Reproduce the entries exactly.

* Exercise materials:
==============================

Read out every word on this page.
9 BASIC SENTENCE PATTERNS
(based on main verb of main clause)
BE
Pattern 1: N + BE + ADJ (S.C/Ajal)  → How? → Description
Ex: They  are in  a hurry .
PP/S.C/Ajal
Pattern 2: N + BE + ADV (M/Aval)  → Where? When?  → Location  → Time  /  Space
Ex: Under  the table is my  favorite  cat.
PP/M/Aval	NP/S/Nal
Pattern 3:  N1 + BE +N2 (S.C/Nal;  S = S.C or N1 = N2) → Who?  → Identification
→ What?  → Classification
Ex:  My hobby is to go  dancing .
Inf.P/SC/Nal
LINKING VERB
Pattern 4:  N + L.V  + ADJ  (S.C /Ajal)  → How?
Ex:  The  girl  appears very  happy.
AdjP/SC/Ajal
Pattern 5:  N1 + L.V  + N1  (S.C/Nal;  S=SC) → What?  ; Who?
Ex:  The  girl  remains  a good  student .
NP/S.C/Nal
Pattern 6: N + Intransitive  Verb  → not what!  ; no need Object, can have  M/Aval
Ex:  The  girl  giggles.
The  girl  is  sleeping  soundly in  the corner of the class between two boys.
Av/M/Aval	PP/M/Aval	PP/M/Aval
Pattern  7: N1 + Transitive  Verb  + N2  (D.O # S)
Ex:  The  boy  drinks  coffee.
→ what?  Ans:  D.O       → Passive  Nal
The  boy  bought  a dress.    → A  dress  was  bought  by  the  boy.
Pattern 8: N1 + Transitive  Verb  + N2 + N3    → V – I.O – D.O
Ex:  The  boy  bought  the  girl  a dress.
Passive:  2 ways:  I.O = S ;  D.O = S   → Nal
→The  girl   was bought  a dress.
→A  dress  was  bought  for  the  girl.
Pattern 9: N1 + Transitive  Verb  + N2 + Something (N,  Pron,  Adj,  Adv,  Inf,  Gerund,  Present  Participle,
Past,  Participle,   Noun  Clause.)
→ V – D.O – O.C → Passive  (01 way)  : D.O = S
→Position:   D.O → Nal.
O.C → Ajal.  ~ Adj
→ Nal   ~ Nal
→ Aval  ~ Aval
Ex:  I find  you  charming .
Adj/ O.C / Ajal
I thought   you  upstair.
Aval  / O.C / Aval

==============================

* Result for this task:
Read out every word on this page.
9 BASIC SENTENCE PATTERNS
(based on main verb of main clause)
BE
Pattern 1: N + BE + ADJ (S.C/Ajal)  → How? → Description
Ex: They  are in  a hurry .
PP/S.C/Ajal
Pattern 2: N + BE + ADV (M/Aval)  → Where? When?  → Location  → Time  /  Space
Ex: Under  the table is my  favorite  cat.
PP/M/Aval	NP/S/Nal
Pattern 3:  N1 + BE +N2 (S.C/Nal;  S = S.C or N1 = N2) → Who?  → Identification
→ What?  → Classification
Ex:  My hobby is to go  dancing .
Inf.P/SC/Nal
LINKING VERB
Pattern 4:  N + L.V  + ADJ  (S.C /Ajal)  → How?
Ex:  The  girl  appears very  happy.
AdjP/SC/Ajal
Pattern 5:  N1 + L.V  + N1  (S.C/Nal;  S=SC) → What?  ; Who?
Ex:  The  girl  remains  a good  student .
NP/S.C/Nal
Pattern 6: N + Intransitive  Verb  → not what!  ; no need Object, can have  M/Aval
Ex:  The  girl  giggles.
The  girl  is  sleeping  soundly in  the corner of the class between two boys.
Av/M/Aval	PP/M/Aval	PP/M/Aval
Pattern  7: N1 + Transitive  Verb  + N2  (D.O # S)
Ex:  The  boy  drinks  coffee.
→ what?  Ans:  D.O       → Passive  Nal
The  boy  bought  a dress.    → A  dress  was  bought  by  the  boy.
Pattern 8: N1 + Transitive  Verb  + N2 + N3    → V – I.O – D.O
Ex:  The  boy  bought  the  girl  a dress.
Passive:  2 ways:  I.O = S ;  D.O = S   → Nal
→The  girl   was bought  a dress.
→A  dress  was  bought  for  the  girl.
Pattern 9: N1 + Transitive  Verb  + N2 + Something (N,  Pron,  Adj,  Adv,  Inf,  Gerund,  Present  Participle,
Past,  Participle,   Noun  Clause.)
→ V – D.O – O.C → Passive  (01 way)  : D.O = S
→Position:   D.O → Nal.
O.C → Ajal.  ~ Adj
→ Nal   ~ Nal
→ Aval  ~ Aval
Ex:  I find  you  charming .
Adj/ O.C / Ajal
I thought   you  upstair.
Aval  / O.C / Aval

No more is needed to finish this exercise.